Chart and figure data
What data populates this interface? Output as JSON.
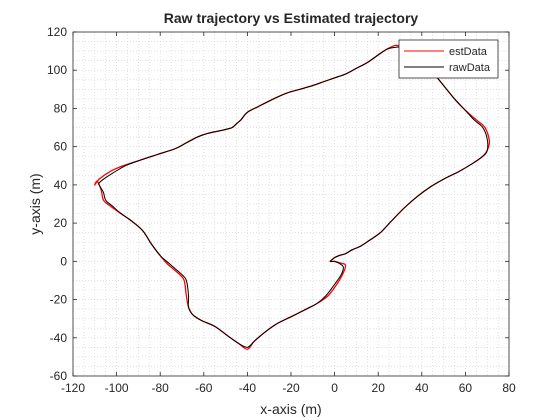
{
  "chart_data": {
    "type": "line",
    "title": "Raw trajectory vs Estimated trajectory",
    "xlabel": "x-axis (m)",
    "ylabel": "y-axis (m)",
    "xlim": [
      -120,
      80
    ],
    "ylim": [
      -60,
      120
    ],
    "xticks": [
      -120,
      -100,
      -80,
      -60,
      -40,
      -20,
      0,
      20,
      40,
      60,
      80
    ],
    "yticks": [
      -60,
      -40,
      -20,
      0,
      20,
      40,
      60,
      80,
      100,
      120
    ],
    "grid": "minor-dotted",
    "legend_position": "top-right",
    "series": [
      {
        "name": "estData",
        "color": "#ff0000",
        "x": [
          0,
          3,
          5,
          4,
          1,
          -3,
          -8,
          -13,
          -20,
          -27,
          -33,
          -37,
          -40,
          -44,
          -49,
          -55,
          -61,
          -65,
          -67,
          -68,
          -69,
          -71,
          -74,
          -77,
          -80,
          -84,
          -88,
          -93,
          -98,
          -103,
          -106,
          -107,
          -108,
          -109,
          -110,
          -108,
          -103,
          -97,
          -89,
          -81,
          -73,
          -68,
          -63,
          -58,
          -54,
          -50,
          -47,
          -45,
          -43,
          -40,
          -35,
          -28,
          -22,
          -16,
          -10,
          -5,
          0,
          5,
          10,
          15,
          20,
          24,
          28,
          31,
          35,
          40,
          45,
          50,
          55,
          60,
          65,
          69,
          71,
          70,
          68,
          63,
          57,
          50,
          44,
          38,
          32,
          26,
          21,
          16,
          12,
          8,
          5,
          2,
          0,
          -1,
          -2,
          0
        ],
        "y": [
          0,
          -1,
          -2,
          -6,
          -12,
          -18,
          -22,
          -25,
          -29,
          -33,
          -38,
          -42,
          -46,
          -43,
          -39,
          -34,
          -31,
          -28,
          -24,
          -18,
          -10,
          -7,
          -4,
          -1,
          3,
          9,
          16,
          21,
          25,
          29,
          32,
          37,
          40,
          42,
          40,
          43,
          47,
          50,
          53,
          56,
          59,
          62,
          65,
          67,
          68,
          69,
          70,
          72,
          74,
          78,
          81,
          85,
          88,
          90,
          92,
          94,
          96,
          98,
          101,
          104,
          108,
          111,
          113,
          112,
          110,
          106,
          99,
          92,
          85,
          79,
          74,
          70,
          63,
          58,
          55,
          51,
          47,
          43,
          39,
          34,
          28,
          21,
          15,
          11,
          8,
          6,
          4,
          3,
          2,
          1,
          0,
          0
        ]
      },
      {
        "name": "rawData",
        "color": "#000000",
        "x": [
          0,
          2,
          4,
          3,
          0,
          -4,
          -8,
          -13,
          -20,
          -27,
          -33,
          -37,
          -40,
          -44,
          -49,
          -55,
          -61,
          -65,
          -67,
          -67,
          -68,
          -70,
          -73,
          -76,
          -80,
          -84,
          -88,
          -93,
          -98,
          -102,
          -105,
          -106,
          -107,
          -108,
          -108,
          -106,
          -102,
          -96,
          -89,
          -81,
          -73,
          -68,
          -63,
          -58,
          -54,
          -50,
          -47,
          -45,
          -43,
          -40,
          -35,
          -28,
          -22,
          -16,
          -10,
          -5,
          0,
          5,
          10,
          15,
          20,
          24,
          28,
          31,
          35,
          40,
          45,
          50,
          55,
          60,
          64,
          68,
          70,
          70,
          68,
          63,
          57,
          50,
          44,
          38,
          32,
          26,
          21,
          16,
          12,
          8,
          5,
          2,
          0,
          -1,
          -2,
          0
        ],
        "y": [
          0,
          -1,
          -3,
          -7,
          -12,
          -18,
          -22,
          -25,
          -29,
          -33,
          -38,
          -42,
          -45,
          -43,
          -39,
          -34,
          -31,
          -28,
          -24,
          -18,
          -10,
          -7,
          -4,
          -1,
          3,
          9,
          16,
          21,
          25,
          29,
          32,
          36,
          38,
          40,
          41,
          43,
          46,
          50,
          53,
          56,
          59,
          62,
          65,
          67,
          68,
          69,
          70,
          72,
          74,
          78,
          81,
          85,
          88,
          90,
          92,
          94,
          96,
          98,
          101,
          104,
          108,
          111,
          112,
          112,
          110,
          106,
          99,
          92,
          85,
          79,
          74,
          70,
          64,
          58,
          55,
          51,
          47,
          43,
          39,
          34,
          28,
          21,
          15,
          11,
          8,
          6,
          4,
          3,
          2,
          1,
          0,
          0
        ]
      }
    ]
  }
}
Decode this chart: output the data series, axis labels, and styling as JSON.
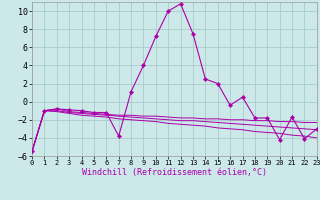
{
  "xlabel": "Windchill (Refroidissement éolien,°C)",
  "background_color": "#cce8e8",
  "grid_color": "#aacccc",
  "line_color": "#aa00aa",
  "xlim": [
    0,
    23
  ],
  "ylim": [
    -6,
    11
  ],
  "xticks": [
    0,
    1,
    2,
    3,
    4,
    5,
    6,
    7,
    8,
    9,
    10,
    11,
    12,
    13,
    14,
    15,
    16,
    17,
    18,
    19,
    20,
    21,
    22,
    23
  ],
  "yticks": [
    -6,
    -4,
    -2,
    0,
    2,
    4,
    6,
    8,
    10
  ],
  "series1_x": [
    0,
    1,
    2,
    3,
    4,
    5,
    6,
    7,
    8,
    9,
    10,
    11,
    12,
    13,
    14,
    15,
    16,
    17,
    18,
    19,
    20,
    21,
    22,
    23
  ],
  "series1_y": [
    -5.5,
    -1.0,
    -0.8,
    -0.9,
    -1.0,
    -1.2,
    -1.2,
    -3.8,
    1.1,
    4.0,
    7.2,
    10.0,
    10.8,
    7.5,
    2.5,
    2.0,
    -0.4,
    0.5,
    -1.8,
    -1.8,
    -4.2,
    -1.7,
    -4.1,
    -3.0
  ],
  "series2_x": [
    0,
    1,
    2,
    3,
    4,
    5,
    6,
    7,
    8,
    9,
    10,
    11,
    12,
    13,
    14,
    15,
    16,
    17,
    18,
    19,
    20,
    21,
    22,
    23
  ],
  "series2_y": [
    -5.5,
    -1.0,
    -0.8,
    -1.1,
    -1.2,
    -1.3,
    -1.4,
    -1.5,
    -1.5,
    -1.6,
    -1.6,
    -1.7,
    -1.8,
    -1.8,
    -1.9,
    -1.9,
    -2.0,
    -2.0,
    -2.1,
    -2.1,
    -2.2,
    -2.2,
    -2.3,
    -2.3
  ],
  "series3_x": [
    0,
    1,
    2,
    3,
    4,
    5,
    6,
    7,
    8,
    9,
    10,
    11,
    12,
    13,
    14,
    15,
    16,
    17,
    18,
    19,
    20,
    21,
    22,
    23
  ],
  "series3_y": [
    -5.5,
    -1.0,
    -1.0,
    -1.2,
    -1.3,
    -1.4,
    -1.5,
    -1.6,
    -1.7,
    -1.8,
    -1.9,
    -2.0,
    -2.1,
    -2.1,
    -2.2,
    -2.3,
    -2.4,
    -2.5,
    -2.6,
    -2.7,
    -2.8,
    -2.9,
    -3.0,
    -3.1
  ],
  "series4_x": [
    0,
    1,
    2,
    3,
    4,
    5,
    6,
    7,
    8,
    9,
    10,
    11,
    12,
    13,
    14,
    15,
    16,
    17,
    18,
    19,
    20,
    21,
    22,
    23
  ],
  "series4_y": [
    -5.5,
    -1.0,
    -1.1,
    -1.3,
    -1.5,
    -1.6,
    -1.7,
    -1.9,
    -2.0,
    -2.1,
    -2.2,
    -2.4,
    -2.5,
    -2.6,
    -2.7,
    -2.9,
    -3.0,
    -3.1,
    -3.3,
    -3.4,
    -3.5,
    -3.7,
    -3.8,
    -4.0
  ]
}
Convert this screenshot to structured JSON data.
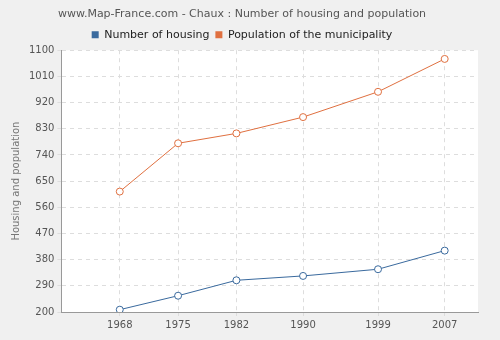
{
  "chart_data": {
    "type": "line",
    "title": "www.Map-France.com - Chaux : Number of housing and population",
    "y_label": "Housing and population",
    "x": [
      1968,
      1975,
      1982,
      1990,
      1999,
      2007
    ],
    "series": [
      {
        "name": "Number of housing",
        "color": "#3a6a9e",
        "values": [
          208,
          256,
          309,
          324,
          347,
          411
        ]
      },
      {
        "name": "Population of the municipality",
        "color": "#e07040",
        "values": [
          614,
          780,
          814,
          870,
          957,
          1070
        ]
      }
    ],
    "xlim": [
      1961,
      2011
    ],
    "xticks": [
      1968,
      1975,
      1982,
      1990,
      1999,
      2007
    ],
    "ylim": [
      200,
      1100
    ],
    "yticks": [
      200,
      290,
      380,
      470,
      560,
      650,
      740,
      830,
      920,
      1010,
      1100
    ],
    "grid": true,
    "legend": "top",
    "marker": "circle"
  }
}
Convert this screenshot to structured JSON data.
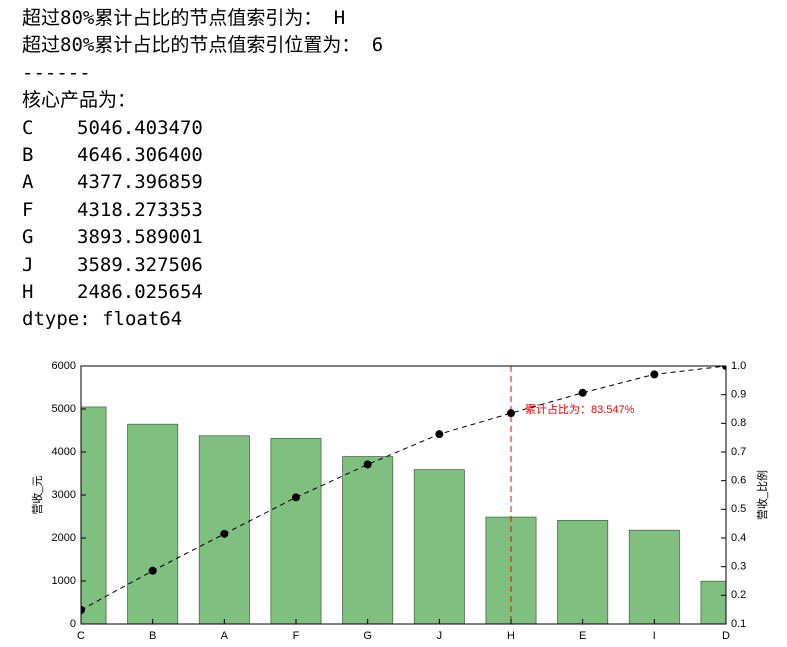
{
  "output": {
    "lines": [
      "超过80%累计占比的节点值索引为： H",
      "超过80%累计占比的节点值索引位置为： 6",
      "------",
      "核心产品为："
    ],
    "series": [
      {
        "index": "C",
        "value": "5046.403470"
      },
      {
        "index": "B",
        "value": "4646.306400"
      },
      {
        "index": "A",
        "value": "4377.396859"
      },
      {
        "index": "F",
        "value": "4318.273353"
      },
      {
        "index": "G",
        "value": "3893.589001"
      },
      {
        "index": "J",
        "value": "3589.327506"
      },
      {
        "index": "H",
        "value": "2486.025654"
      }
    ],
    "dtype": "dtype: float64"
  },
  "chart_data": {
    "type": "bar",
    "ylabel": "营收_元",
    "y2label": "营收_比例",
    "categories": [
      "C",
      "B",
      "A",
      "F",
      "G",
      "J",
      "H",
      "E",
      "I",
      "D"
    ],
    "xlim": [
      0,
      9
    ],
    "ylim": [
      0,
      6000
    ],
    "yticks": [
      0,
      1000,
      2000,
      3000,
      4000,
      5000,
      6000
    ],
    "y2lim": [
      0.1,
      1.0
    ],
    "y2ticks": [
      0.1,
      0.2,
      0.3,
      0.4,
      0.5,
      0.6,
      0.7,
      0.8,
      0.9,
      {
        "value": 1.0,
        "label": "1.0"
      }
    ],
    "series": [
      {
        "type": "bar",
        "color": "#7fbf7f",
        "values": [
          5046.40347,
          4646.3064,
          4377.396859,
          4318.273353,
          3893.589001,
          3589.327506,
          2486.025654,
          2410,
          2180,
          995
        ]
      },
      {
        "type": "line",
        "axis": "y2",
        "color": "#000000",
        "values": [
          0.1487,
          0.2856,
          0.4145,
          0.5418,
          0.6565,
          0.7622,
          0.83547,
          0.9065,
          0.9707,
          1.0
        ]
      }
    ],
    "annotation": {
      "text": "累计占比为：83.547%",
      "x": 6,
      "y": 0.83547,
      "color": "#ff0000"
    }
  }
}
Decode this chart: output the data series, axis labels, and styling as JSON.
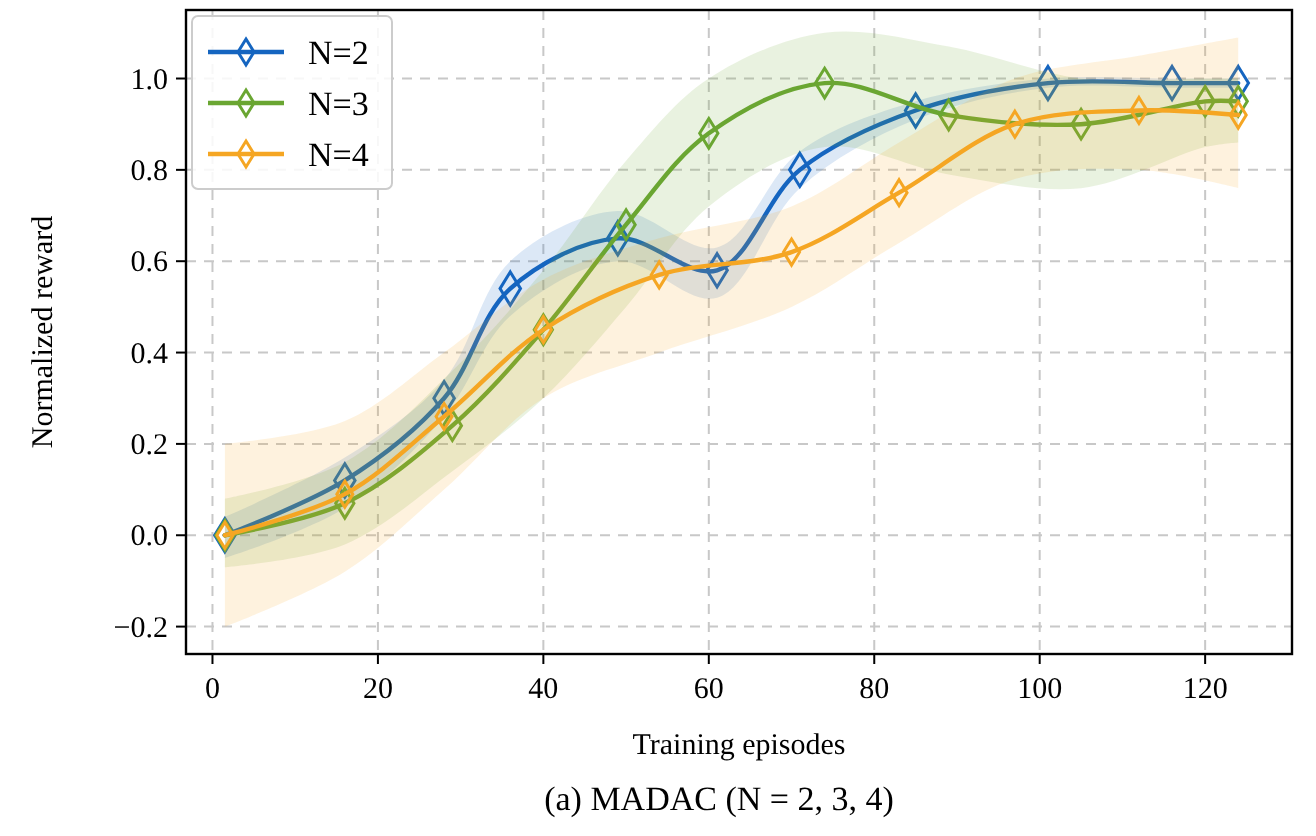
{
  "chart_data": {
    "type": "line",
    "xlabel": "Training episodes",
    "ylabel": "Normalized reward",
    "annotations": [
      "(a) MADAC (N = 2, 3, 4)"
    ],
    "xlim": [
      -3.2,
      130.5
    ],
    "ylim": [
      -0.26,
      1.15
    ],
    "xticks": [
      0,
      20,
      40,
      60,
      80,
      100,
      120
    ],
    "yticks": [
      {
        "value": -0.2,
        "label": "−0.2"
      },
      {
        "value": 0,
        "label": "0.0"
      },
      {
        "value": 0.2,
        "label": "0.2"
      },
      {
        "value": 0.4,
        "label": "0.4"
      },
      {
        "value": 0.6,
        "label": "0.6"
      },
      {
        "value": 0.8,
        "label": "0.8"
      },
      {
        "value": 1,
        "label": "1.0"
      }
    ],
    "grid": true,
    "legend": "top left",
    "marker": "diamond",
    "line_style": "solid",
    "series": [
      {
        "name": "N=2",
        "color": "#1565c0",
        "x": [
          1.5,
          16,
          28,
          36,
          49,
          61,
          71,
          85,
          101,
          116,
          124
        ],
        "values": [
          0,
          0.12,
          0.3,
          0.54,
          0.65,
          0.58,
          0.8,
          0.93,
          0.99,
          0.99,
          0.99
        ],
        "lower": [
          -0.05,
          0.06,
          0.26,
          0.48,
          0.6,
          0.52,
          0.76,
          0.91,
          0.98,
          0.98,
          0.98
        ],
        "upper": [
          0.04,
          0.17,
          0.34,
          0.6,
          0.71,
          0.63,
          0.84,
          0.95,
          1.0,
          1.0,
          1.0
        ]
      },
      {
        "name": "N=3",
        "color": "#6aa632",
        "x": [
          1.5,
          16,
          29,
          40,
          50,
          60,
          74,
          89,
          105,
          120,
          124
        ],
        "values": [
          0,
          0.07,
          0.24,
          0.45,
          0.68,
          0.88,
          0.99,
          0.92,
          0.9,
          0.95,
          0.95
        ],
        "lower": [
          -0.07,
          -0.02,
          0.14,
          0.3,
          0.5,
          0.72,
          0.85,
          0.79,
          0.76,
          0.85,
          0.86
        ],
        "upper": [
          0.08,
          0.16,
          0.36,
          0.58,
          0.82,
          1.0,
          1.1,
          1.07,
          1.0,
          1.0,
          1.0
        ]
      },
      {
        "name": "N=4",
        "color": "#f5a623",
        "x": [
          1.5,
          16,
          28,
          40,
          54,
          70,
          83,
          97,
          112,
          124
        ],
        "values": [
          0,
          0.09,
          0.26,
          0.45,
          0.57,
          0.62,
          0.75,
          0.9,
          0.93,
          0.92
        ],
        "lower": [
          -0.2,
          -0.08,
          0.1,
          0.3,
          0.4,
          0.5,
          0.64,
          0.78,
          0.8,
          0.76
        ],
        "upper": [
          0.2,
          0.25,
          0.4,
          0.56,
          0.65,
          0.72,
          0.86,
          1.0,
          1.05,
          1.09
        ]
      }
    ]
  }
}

**PROBLEM DESCRIPTION**
Above are several records. Count the lines among them that contain "xlabel" and give only the total.

**THE OUTPUT**
3